▶ DIRECTIVE: Write out the records below word for word, please.

[Saved entries]
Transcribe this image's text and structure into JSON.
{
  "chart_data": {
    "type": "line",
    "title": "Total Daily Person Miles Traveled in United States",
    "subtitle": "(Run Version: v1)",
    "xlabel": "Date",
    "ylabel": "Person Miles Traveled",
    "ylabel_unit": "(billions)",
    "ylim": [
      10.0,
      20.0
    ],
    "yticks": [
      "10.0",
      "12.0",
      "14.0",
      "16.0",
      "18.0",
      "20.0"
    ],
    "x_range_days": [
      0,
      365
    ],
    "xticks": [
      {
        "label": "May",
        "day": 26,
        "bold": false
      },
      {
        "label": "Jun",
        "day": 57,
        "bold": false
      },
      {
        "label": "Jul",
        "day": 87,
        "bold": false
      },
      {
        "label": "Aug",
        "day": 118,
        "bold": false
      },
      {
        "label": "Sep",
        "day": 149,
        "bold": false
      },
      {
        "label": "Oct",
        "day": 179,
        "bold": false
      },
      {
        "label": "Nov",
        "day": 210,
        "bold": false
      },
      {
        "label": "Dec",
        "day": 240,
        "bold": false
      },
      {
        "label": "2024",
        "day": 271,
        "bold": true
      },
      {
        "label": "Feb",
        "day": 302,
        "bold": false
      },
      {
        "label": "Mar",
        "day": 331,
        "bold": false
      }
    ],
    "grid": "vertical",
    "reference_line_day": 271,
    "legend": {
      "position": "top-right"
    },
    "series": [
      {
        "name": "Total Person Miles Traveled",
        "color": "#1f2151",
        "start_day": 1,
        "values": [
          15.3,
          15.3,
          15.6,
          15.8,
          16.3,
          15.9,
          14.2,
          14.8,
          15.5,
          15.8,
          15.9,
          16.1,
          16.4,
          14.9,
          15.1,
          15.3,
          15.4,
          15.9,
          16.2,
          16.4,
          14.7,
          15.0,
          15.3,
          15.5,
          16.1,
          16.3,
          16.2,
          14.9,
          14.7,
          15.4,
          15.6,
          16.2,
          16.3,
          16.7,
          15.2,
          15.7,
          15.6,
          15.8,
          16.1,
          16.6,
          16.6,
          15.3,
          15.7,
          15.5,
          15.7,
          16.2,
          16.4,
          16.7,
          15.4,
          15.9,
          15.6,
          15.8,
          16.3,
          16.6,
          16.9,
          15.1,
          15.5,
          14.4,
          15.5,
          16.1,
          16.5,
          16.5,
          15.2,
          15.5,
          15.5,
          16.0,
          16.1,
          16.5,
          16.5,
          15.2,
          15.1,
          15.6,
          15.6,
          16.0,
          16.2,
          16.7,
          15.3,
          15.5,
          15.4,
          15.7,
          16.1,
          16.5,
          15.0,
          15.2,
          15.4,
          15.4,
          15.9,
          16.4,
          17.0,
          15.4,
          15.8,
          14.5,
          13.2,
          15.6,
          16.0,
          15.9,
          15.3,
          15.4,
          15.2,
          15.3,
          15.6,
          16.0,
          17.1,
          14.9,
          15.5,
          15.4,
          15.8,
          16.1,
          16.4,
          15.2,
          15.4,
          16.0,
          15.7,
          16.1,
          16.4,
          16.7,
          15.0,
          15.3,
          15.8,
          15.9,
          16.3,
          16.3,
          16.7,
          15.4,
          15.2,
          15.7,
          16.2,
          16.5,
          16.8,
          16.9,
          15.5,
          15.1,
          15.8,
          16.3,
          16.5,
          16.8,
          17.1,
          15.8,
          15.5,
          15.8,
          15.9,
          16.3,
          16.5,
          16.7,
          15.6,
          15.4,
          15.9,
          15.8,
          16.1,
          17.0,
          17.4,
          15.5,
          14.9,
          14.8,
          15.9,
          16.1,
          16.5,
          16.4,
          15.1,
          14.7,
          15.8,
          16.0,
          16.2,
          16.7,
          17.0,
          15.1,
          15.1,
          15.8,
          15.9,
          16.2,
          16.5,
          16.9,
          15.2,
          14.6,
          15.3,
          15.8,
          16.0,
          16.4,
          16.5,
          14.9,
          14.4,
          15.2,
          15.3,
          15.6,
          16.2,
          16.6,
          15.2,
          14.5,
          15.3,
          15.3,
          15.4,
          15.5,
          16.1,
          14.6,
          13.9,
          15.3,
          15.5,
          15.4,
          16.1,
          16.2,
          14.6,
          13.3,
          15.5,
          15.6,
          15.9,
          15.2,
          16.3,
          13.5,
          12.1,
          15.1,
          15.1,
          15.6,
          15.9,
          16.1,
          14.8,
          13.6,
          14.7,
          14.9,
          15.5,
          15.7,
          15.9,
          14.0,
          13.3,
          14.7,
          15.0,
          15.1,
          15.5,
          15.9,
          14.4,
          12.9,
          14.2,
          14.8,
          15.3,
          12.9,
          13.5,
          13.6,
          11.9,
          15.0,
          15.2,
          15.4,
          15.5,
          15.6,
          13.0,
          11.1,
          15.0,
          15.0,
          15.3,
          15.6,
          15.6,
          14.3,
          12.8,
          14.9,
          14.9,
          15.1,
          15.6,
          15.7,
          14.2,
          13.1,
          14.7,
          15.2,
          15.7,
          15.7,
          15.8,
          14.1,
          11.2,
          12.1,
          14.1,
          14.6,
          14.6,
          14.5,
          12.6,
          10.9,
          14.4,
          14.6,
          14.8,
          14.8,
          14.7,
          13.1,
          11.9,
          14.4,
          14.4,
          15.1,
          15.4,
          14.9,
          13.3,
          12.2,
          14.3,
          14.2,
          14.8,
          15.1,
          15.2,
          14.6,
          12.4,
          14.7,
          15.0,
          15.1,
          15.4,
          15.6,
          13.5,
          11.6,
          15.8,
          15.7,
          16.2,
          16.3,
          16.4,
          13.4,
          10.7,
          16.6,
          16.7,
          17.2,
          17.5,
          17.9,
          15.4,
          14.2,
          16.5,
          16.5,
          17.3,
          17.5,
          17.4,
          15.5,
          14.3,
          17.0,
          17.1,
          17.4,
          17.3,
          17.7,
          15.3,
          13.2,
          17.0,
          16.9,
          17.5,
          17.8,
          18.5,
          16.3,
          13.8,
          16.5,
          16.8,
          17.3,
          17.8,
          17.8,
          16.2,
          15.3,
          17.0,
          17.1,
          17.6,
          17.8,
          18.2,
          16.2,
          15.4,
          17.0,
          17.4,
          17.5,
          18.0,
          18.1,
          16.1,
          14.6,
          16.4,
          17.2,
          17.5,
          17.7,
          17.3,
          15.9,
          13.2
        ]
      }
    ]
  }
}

▶ THE ANSWER:
Transcribe this image's text and structure into JSON.
{
  "chart_data": {
    "type": "line",
    "title": "Total Daily Person Miles Traveled in United States",
    "subtitle": "(Run Version: v1)",
    "xlabel": "Date",
    "ylabel": "Person Miles Traveled",
    "ylabel_unit": "(billions)",
    "ylim": [
      10.0,
      20.0
    ],
    "yticks": [
      "10.0",
      "12.0",
      "14.0",
      "16.0",
      "18.0",
      "20.0"
    ],
    "x_range_days": [
      0,
      365
    ],
    "xticks": [
      {
        "label": "May",
        "day": 26,
        "bold": false
      },
      {
        "label": "Jun",
        "day": 57,
        "bold": false
      },
      {
        "label": "Jul",
        "day": 87,
        "bold": false
      },
      {
        "label": "Aug",
        "day": 118,
        "bold": false
      },
      {
        "label": "Sep",
        "day": 149,
        "bold": false
      },
      {
        "label": "Oct",
        "day": 179,
        "bold": false
      },
      {
        "label": "Nov",
        "day": 210,
        "bold": false
      },
      {
        "label": "Dec",
        "day": 240,
        "bold": false
      },
      {
        "label": "2024",
        "day": 271,
        "bold": true
      },
      {
        "label": "Feb",
        "day": 302,
        "bold": false
      },
      {
        "label": "Mar",
        "day": 331,
        "bold": false
      }
    ],
    "grid": "vertical",
    "reference_line_day": 271,
    "legend": {
      "position": "top-right"
    },
    "series": [
      {
        "name": "Total Person Miles Traveled",
        "color": "#1f2151",
        "start_day": 1,
        "values": [
          15.3,
          15.3,
          15.6,
          15.8,
          16.3,
          15.9,
          14.2,
          14.8,
          15.5,
          15.8,
          15.9,
          16.1,
          16.4,
          14.9,
          15.1,
          15.3,
          15.4,
          15.9,
          16.2,
          16.4,
          14.7,
          15.0,
          15.3,
          15.5,
          16.1,
          16.3,
          16.2,
          14.9,
          14.7,
          15.4,
          15.6,
          16.2,
          16.3,
          16.7,
          15.2,
          15.7,
          15.6,
          15.8,
          16.1,
          16.6,
          16.6,
          15.3,
          15.7,
          15.5,
          15.7,
          16.2,
          16.4,
          16.7,
          15.4,
          15.9,
          15.6,
          15.8,
          16.3,
          16.6,
          16.9,
          15.1,
          15.5,
          14.4,
          15.5,
          16.1,
          16.5,
          16.5,
          15.2,
          15.5,
          15.5,
          16.0,
          16.1,
          16.5,
          16.5,
          15.2,
          15.1,
          15.6,
          15.6,
          16.0,
          16.2,
          16.7,
          15.3,
          15.5,
          15.4,
          15.7,
          16.1,
          16.5,
          15.0,
          15.2,
          15.4,
          15.4,
          15.9,
          16.4,
          17.0,
          15.4,
          15.8,
          14.5,
          13.2,
          15.6,
          16.0,
          15.9,
          15.3,
          15.4,
          15.2,
          15.3,
          15.6,
          16.0,
          17.1,
          14.9,
          15.5,
          15.4,
          15.8,
          16.1,
          16.4,
          15.2,
          15.4,
          16.0,
          15.7,
          16.1,
          16.4,
          16.7,
          15.0,
          15.3,
          15.8,
          15.9,
          16.3,
          16.3,
          16.7,
          15.4,
          15.2,
          15.7,
          16.2,
          16.5,
          16.8,
          16.9,
          15.5,
          15.1,
          15.8,
          16.3,
          16.5,
          16.8,
          17.1,
          15.8,
          15.5,
          15.8,
          15.9,
          16.3,
          16.5,
          16.7,
          15.6,
          15.4,
          15.9,
          15.8,
          16.1,
          17.0,
          17.4,
          15.5,
          14.9,
          14.8,
          15.9,
          16.1,
          16.5,
          16.4,
          15.1,
          14.7,
          15.8,
          16.0,
          16.2,
          16.7,
          17.0,
          15.1,
          15.1,
          15.8,
          15.9,
          16.2,
          16.5,
          16.9,
          15.2,
          14.6,
          15.3,
          15.8,
          16.0,
          16.4,
          16.5,
          14.9,
          14.4,
          15.2,
          15.3,
          15.6,
          16.2,
          16.6,
          15.2,
          14.5,
          15.3,
          15.3,
          15.4,
          15.5,
          16.1,
          14.6,
          13.9,
          15.3,
          15.5,
          15.4,
          16.1,
          16.2,
          14.6,
          13.3,
          15.5,
          15.6,
          15.9,
          15.2,
          16.3,
          13.5,
          12.1,
          15.1,
          15.1,
          15.6,
          15.9,
          16.1,
          14.8,
          13.6,
          14.7,
          14.9,
          15.5,
          15.7,
          15.9,
          14.0,
          13.3,
          14.7,
          15.0,
          15.1,
          15.5,
          15.9,
          14.4,
          12.9,
          14.2,
          14.8,
          15.3,
          12.9,
          13.5,
          13.6,
          11.9,
          15.0,
          15.2,
          15.4,
          15.5,
          15.6,
          13.0,
          11.1,
          15.0,
          15.0,
          15.3,
          15.6,
          15.6,
          14.3,
          12.8,
          14.9,
          14.9,
          15.1,
          15.6,
          15.7,
          14.2,
          13.1,
          14.7,
          15.2,
          15.7,
          15.7,
          15.8,
          14.1,
          11.2,
          12.1,
          14.1,
          14.6,
          14.6,
          14.5,
          12.6,
          10.9,
          14.4,
          14.6,
          14.8,
          14.8,
          14.7,
          13.1,
          11.9,
          14.4,
          14.4,
          15.1,
          15.4,
          14.9,
          13.3,
          12.2,
          14.3,
          14.2,
          14.8,
          15.1,
          15.2,
          14.6,
          12.4,
          14.7,
          15.0,
          15.1,
          15.4,
          15.6,
          13.5,
          11.6,
          15.8,
          15.7,
          16.2,
          16.3,
          16.4,
          13.4,
          10.7,
          16.6,
          16.7,
          17.2,
          17.5,
          17.9,
          15.4,
          14.2,
          16.5,
          16.5,
          17.3,
          17.5,
          17.4,
          15.5,
          14.3,
          17.0,
          17.1,
          17.4,
          17.3,
          17.7,
          15.3,
          13.2,
          17.0,
          16.9,
          17.5,
          17.8,
          18.5,
          16.3,
          13.8,
          16.5,
          16.8,
          17.3,
          17.8,
          17.8,
          16.2,
          15.3,
          17.0,
          17.1,
          17.6,
          17.8,
          18.2,
          16.2,
          15.4,
          17.0,
          17.4,
          17.5,
          18.0,
          18.1,
          16.1,
          14.6,
          16.4,
          17.2,
          17.5,
          17.7,
          17.3,
          15.9,
          13.2
        ]
      }
    ]
  }
}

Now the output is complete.